Objective:
The entries need to be copied exactly.

Dataset items:
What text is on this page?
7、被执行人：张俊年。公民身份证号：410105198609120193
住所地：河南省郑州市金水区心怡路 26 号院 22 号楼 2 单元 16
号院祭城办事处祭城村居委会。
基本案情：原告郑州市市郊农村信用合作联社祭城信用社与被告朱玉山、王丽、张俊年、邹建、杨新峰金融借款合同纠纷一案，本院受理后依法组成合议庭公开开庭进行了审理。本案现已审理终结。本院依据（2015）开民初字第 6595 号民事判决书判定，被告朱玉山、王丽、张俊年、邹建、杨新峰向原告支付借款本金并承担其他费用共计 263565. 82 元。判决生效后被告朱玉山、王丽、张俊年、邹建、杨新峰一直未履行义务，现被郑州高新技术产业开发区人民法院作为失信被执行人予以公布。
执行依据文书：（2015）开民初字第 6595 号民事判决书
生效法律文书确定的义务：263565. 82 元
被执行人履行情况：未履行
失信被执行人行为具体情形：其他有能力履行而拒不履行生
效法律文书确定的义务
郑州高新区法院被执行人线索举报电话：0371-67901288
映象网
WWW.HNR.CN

Response to the exercise:
What text is on this page?
7、被执行人：张俊年。公民身份证号：410105198609120193
住所地：河南省郑州市金水区心怡路 26 号院 22 号楼 2 单元 16
号院祭城办事处祭城村居委会。
基本案情：原告郑州市市郊农村信用合作联社祭城信用社与被告朱玉山、王丽、张俊年、邹建、杨新峰金融借款合同纠纷一案，本院受理后依法组成合议庭公开开庭进行了审理。本案现已审理终结。本院依据（2015）开民初字第 6595 号民事判决书判定，被告朱玉山、王丽、张俊年、邹建、杨新峰向原告支付借款本金并承担其他费用共计 263565. 82 元。判决生效后被告朱玉山、王丽、张俊年、邹建、杨新峰一直未履行义务，现被郑州高新技术产业开发区人民法院作为失信被执行人予以公布。
执行依据文书：（2015）开民初字第 6595 号民事判决书
生效法律文书确定的义务：263565. 82 元
被执行人履行情况：未履行
失信被执行人行为具体情形：其他有能力履行而拒不履行生
效法律文书确定的义务
郑州高新区法院被执行人线索举报电话：0371-67901288
映象网
WWW.HNR.CN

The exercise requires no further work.